## What to produce
Output every line below without omitting or altering anything.

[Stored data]
• • • • • • •

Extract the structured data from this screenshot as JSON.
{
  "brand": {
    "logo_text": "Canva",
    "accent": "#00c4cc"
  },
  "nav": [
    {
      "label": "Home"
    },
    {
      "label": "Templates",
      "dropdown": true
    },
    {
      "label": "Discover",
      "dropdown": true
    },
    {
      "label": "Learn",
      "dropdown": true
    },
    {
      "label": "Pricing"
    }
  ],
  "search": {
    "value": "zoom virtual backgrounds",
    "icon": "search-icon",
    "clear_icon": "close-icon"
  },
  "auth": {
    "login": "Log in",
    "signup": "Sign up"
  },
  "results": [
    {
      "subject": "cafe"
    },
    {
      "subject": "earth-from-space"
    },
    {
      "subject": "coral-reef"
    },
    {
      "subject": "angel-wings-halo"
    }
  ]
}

• • • • • • •

## Task output
Extract the structured data from this screenshot as JSON.
{
  "brand": {
    "logo_text": "Canva",
    "accent": "#00c4cc"
  },
  "nav": [
    {
      "label": "Home"
    },
    {
      "label": "Templates",
      "dropdown": true
    },
    {
      "label": "Discover",
      "dropdown": true
    },
    {
      "label": "Learn",
      "dropdown": true
    },
    {
      "label": "Pricing"
    }
  ],
  "search": {
    "value": "zoom virtual backgrounds",
    "icon": "search-icon",
    "clear_icon": "close-icon"
  },
  "auth": {
    "login": "Log in",
    "signup": "Sign up"
  },
  "results": [
    {
      "subject": "cafe"
    },
    {
      "subject": "earth-from-space"
    },
    {
      "subject": "coral-reef"
    },
    {
      "subject": "angel-wings-halo"
    }
  ]
}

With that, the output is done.